_Data excerpts_:
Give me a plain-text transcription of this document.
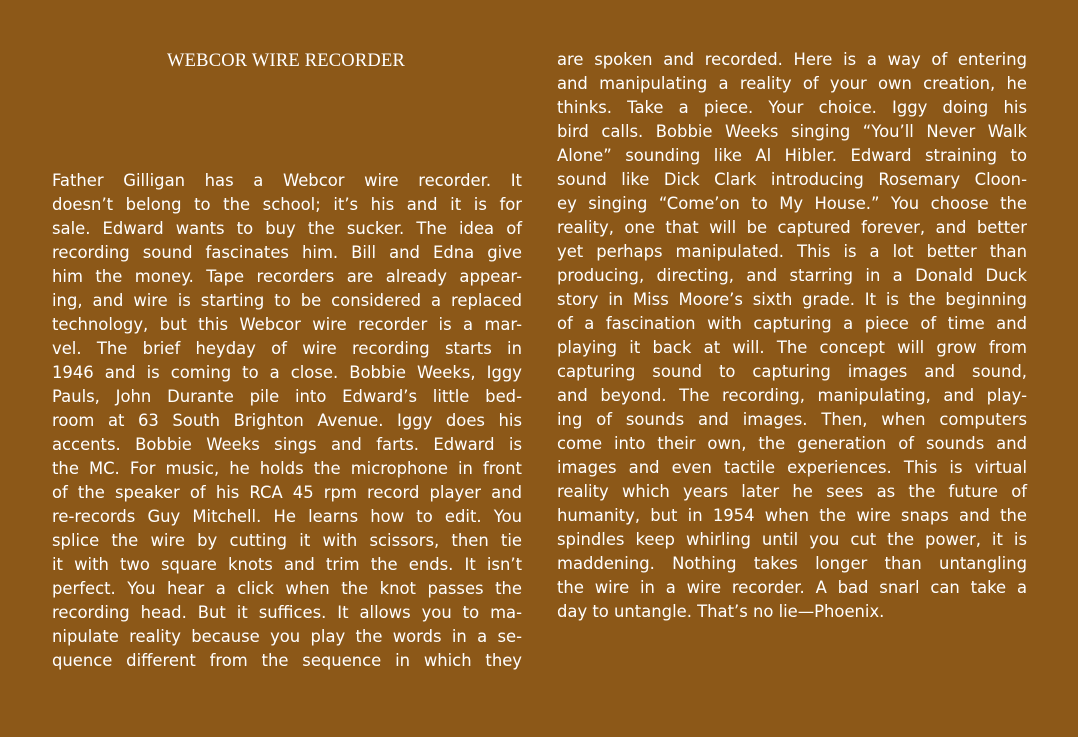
WEBCOR WIRE RECORDER
Father Gilligan has a Webcor wire recorder. It
doesn’t belong to the school; it’s his and it is for
sale. Edward wants to buy the sucker. The idea of
recording sound fascinates him. Bill and Edna give
him the money. Tape recorders are already appear-
ing, and wire is starting to be considered a replaced
technology, but this Webcor wire recorder is a mar-
vel. The brief heyday of wire recording starts in
1946 and is coming to a close. Bobbie Weeks, Iggy
Pauls, John Durante pile into Edward’s little bed-
room at 63 South Brighton Avenue. Iggy does his
accents. Bobbie Weeks sings and farts. Edward is
the MC. For music, he holds the microphone in front
of the speaker of his RCA 45 rpm record player and
re-records Guy Mitchell. He learns how to edit. You
splice the wire by cutting it with scissors, then tie
it with two square knots and trim the ends. It isn’t
perfect. You hear a click when the knot passes the
recording head. But it suffices. It allows you to ma-
nipulate reality because you play the words in a se-
quence different from the sequence in which they
are spoken and recorded. Here is a way of entering
and manipulating a reality of your own creation, he
thinks. Take a piece. Your choice. Iggy doing his
bird calls. Bobbie Weeks singing “You’ll Never Walk
Alone” sounding like Al Hibler. Edward straining to
sound like Dick Clark introducing Rosemary Cloon-
ey singing “Come’on to My House.” You choose the
reality, one that will be captured forever, and better
yet perhaps manipulated. This is a lot better than
producing, directing, and starring in a Donald Duck
story in Miss Moore’s sixth grade. It is the beginning
of a fascination with capturing a piece of time and
playing it back at will. The concept will grow from
capturing sound to capturing images and sound,
and beyond. The recording, manipulating, and play-
ing of sounds and images. Then, when computers
come into their own, the generation of sounds and
images and even tactile experiences. This is virtual
reality which years later he sees as the future of
humanity, but in 1954 when the wire snaps and the
spindles keep whirling until you cut the power, it is
maddening. Nothing takes longer than untangling
the wire in a wire recorder. A bad snarl can take a
day to untangle. That’s no lie—Phoenix.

_PROBLEM DETAILS_: Check all the records above and select each line where the string "sounds" is found.

_RESULT_:
ing of sounds and images. Then, when computers
come into their own, the generation of sounds and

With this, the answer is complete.